Annotated region listings
[Begin]

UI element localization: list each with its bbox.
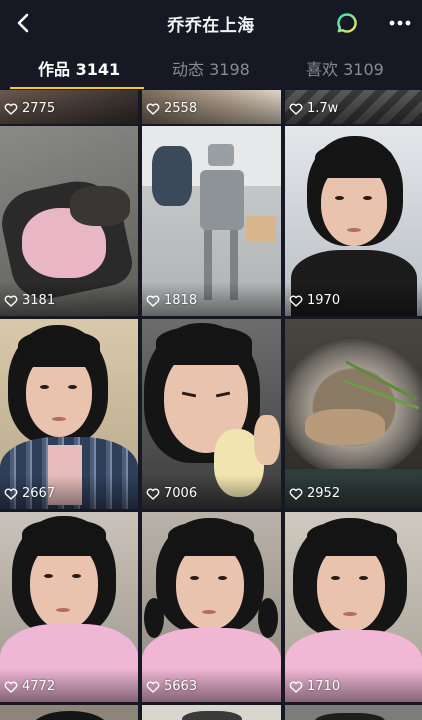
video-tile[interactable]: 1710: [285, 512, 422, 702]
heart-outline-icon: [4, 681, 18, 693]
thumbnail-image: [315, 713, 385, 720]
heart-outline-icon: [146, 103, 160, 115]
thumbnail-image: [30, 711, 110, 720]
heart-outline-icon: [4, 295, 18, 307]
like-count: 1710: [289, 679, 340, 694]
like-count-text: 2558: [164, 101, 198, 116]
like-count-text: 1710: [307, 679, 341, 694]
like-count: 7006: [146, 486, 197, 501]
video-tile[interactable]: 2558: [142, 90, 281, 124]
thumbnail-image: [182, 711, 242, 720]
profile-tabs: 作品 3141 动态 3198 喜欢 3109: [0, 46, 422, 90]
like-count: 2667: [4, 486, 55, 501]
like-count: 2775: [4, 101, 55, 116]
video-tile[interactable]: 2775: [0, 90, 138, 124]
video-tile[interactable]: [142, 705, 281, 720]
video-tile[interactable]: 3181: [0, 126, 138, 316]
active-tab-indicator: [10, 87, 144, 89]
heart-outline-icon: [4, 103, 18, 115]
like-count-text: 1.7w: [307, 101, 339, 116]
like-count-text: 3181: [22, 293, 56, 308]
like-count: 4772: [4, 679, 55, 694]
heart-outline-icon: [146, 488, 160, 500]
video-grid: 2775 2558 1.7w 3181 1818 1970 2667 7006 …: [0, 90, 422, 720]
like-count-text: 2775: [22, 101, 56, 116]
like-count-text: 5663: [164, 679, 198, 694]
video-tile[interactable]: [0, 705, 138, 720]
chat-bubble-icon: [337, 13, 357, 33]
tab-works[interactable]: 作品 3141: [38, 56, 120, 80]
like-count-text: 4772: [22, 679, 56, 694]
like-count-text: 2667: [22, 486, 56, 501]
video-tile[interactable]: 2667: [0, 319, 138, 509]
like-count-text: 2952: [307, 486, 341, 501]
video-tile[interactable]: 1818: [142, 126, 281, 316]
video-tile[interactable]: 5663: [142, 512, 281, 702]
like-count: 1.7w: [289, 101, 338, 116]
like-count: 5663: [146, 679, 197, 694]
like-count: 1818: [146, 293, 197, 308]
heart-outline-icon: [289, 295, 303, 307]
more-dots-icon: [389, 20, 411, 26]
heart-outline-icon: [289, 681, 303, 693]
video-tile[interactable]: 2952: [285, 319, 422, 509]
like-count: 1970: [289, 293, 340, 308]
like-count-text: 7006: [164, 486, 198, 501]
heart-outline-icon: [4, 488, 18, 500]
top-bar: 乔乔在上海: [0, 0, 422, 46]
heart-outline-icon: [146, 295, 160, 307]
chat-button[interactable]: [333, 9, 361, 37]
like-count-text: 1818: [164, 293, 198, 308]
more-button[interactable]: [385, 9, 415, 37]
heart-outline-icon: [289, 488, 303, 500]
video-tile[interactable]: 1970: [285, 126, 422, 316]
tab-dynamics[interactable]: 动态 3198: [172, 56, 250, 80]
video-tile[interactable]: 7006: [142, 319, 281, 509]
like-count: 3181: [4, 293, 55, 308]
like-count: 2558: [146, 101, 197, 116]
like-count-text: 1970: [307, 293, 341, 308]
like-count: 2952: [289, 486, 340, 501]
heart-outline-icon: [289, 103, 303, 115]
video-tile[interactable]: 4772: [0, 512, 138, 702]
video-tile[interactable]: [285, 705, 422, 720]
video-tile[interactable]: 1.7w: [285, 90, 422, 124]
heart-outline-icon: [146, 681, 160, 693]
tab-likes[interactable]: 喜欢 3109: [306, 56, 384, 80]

[End]

**What to produce**
Reproduce verbatim the lines of the records running from the line containing "video-tile[interactable]: 1710: [285, 512, 422, 702]" through the line containing "tab-works[interactable]: 作品 3141: [38, 56, 120, 80]", inclusive.

**Response**
video-tile[interactable]: 1710: [285, 512, 422, 702]
heart-outline-icon: [4, 681, 18, 693]
thumbnail-image: [315, 713, 385, 720]
heart-outline-icon: [146, 103, 160, 115]
thumbnail-image: [30, 711, 110, 720]
heart-outline-icon: [4, 295, 18, 307]
like-count: 1710: [289, 679, 340, 694]
like-count-text: 2558: [164, 101, 198, 116]
like-count-text: 1710: [307, 679, 341, 694]
like-count: 7006: [146, 486, 197, 501]
video-tile[interactable]: 2558: [142, 90, 281, 124]
thumbnail-image: [182, 711, 242, 720]
profile-tabs: 作品 3141 动态 3198 喜欢 3109: [0, 46, 422, 90]
like-count: 2667: [4, 486, 55, 501]
like-count: 2775: [4, 101, 55, 116]
video-tile[interactable]: 2775: [0, 90, 138, 124]
video-tile[interactable]: [142, 705, 281, 720]
video-tile[interactable]: 3181: [0, 126, 138, 316]
active-tab-indicator: [10, 87, 144, 89]
heart-outline-icon: [4, 103, 18, 115]
like-count-text: 1.7w: [307, 101, 339, 116]
like-count-text: 3181: [22, 293, 56, 308]
like-count: 4772: [4, 679, 55, 694]
heart-outline-icon: [146, 488, 160, 500]
video-grid: 2775 2558 1.7w 3181 1818 1970 2667 7006 …: [0, 90, 422, 720]
like-count-text: 2775: [22, 101, 56, 116]
like-count-text: 5663: [164, 679, 198, 694]
video-tile[interactable]: [0, 705, 138, 720]
chat-bubble-icon: [337, 13, 357, 33]
tab-works[interactable]: 作品 3141: [38, 56, 120, 80]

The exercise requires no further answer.